# PROBLEM REQUIREMENTS
Select every line below that contains the string "brand", matching case exactly.

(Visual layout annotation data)
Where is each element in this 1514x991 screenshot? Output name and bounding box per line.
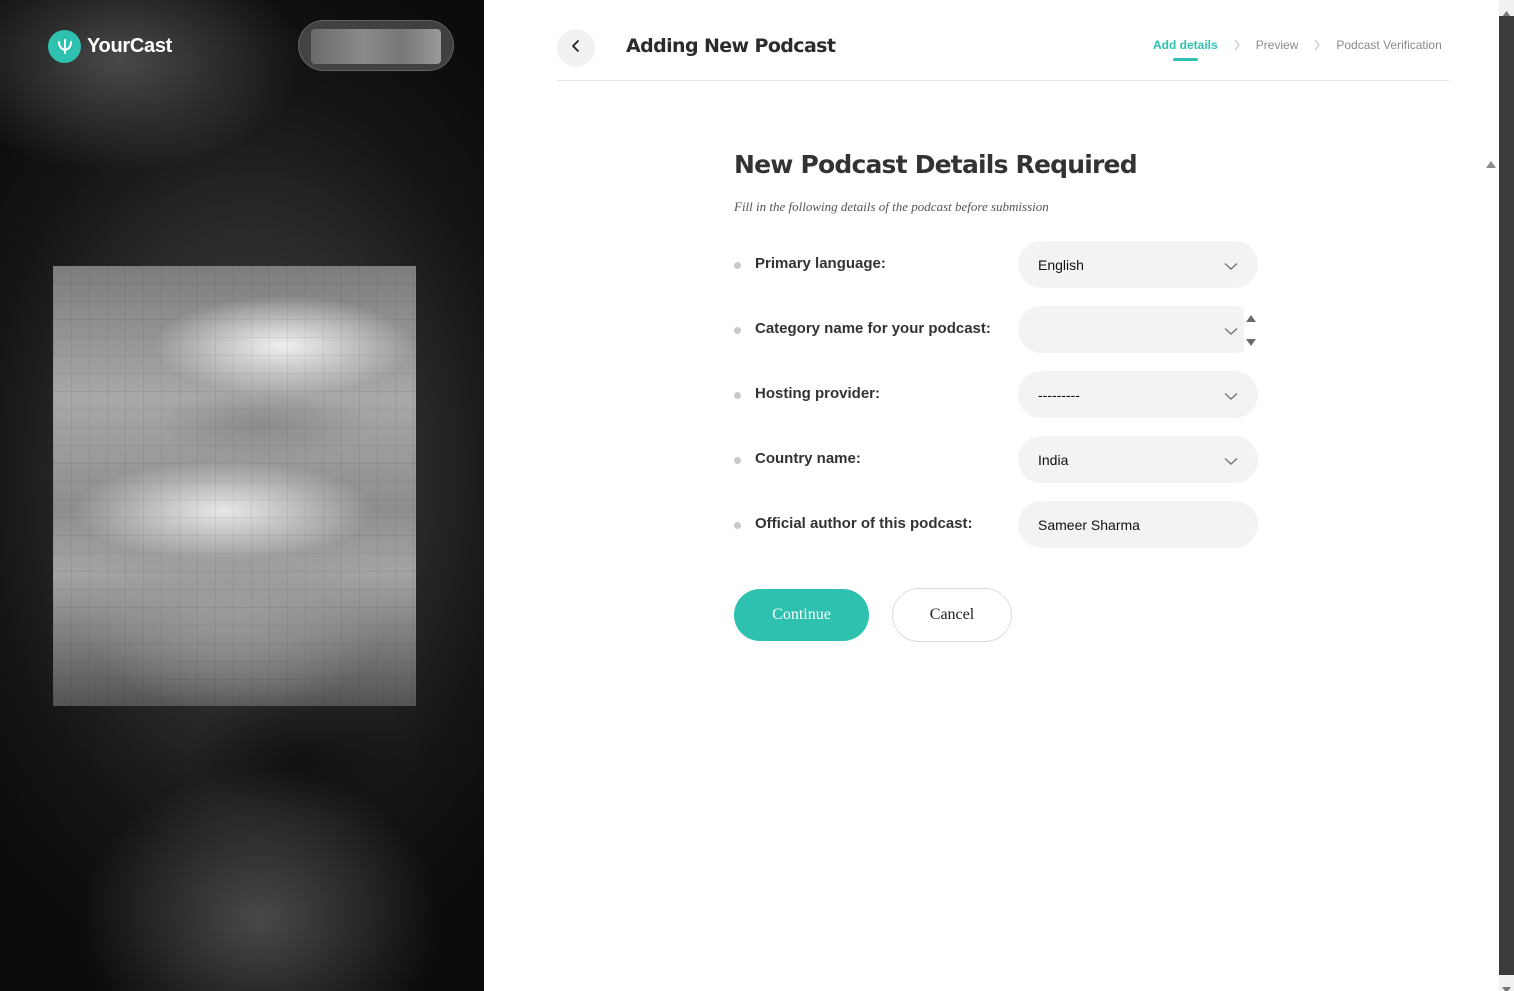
category-spinner[interactable] [1244, 309, 1258, 351]
profile-menu-button[interactable] [298, 20, 454, 71]
country-select[interactable]: India [1018, 436, 1258, 483]
form-subheading: Fill in the following details of the pod… [734, 199, 1049, 214]
window-scrollbar[interactable] [1499, 0, 1514, 991]
leaf-icon [48, 29, 81, 63]
progress-stepper: Add details Preview Podcast Verification [1153, 38, 1442, 61]
brand-logo[interactable]: YourCast [48, 28, 172, 64]
country-value: India [1038, 451, 1069, 468]
chevron-right-icon [1233, 39, 1241, 51]
bullet-icon [734, 262, 741, 269]
page-title: Adding New Podcast [626, 35, 836, 57]
chevron-right-icon [1313, 39, 1321, 51]
podcast-cover-image [53, 266, 416, 706]
bullet-icon [734, 522, 741, 529]
redacted-username [311, 29, 441, 64]
scroll-down-arrow-icon[interactable] [1502, 980, 1511, 991]
left-hero-panel: YourCast [0, 0, 484, 991]
author-input[interactable]: Sameer Sharma [1018, 501, 1258, 548]
chevron-down-icon [1224, 388, 1238, 404]
step-preview[interactable]: Preview [1256, 38, 1299, 52]
form-heading: New Podcast Details Required [734, 150, 1138, 179]
header-divider [557, 80, 1449, 81]
author-value: Sameer Sharma [1038, 516, 1140, 533]
hosting-provider-value: --------- [1038, 386, 1080, 403]
triangle-up-icon[interactable] [1246, 309, 1256, 327]
chevron-down-icon [1224, 453, 1238, 469]
chevron-down-icon [1224, 323, 1238, 339]
bullet-icon [734, 327, 741, 334]
bullet-icon [734, 457, 741, 464]
triangle-down-icon[interactable] [1246, 333, 1256, 351]
author-row: Official author of this podcast: Sameer … [734, 501, 1258, 548]
hosting-provider-row: Hosting provider: --------- [734, 371, 1258, 418]
primary-language-label: Primary language: [755, 255, 886, 272]
primary-language-value: English [1038, 256, 1084, 273]
author-label: Official author of this podcast: [755, 515, 973, 532]
category-label: Category name for your podcast: [755, 320, 991, 337]
scroll-up-arrow-icon[interactable] [1486, 155, 1496, 173]
hosting-provider-select[interactable]: --------- [1018, 371, 1258, 418]
country-label: Country name: [755, 450, 861, 467]
pixelation-overlay [53, 266, 416, 706]
primary-language-select[interactable]: English [1018, 241, 1258, 288]
scrollbar-thumb[interactable] [1499, 16, 1514, 975]
category-select[interactable] [1018, 306, 1258, 353]
step-add-details[interactable]: Add details [1153, 38, 1218, 61]
cancel-button[interactable]: Cancel [892, 588, 1012, 642]
step-podcast-verification[interactable]: Podcast Verification [1336, 38, 1441, 52]
continue-button[interactable]: Continue [734, 589, 869, 641]
bullet-icon [734, 392, 741, 399]
brand-name: YourCast [87, 34, 173, 57]
country-row: Country name: India [734, 436, 1258, 483]
category-row: Category name for your podcast: [734, 306, 1258, 353]
primary-language-row: Primary language: English [734, 241, 1258, 288]
hosting-provider-label: Hosting provider: [755, 385, 881, 402]
chevron-left-icon [569, 39, 583, 58]
chevron-down-icon [1224, 258, 1238, 274]
back-button[interactable] [557, 29, 595, 67]
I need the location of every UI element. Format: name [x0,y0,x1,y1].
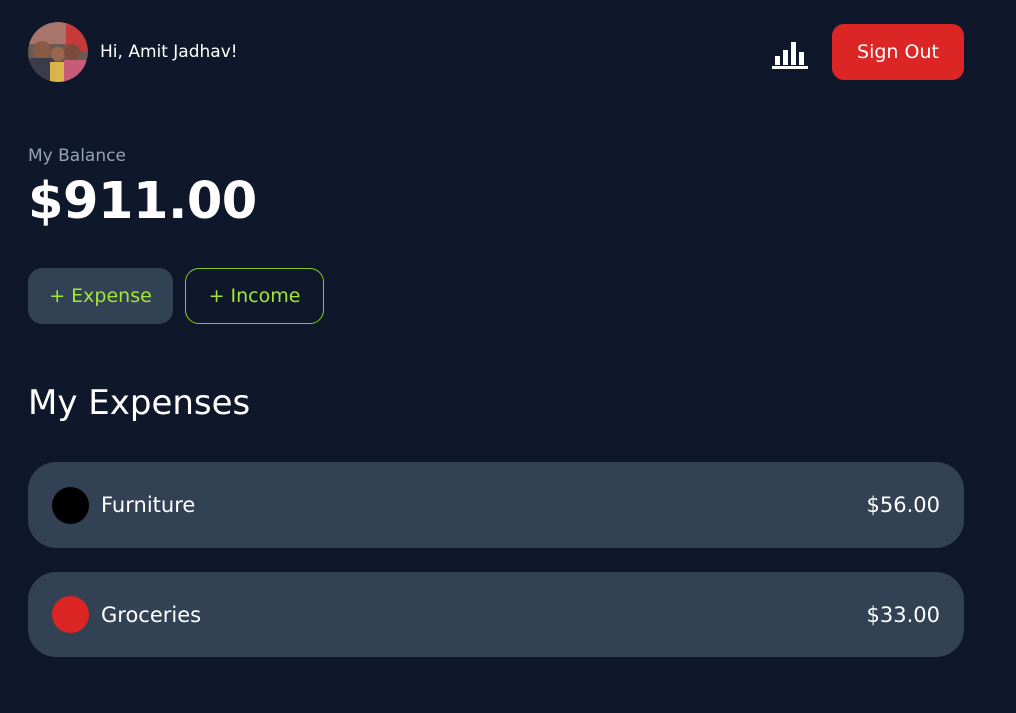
expense-item-groceries[interactable]: Groceries $33.00 [28,572,964,657]
category-color-dot [52,486,89,524]
expense-list: Furniture $56.00 Groceries $33.00 [28,462,964,681]
balance-value: $911.00 [28,172,257,231]
greeting-text: Hi, Amit Jadhav! [100,42,238,62]
expense-amount: $56.00 [866,493,940,517]
app-root: Hi, Amit Jadhav! Sign Out My Balance $91… [0,0,1016,713]
header: Hi, Amit Jadhav! Sign Out [28,22,964,82]
stats-button[interactable] [772,36,808,70]
balance-label: My Balance [28,146,126,166]
user-info: Hi, Amit Jadhav! [28,22,238,82]
sign-out-button[interactable]: Sign Out [832,24,964,80]
expense-name: Furniture [101,493,196,517]
add-income-button[interactable]: + Income [185,268,324,324]
avatar[interactable] [28,22,88,82]
expense-amount: $33.00 [866,602,940,627]
action-buttons: + Expense + Income [28,268,324,324]
category-color-dot [52,596,89,633]
expense-name: Groceries [101,602,202,627]
add-expense-button[interactable]: + Expense [28,268,173,324]
expenses-section-title: My Expenses [28,383,251,423]
bar-chart-icon [772,42,808,69]
expense-item-furniture[interactable]: Furniture $56.00 [28,462,964,548]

# FINISHED EXERCISE
brand-logo[interactable]: YourCast [48, 28, 172, 64]
brand-name: YourCast [87, 34, 173, 57]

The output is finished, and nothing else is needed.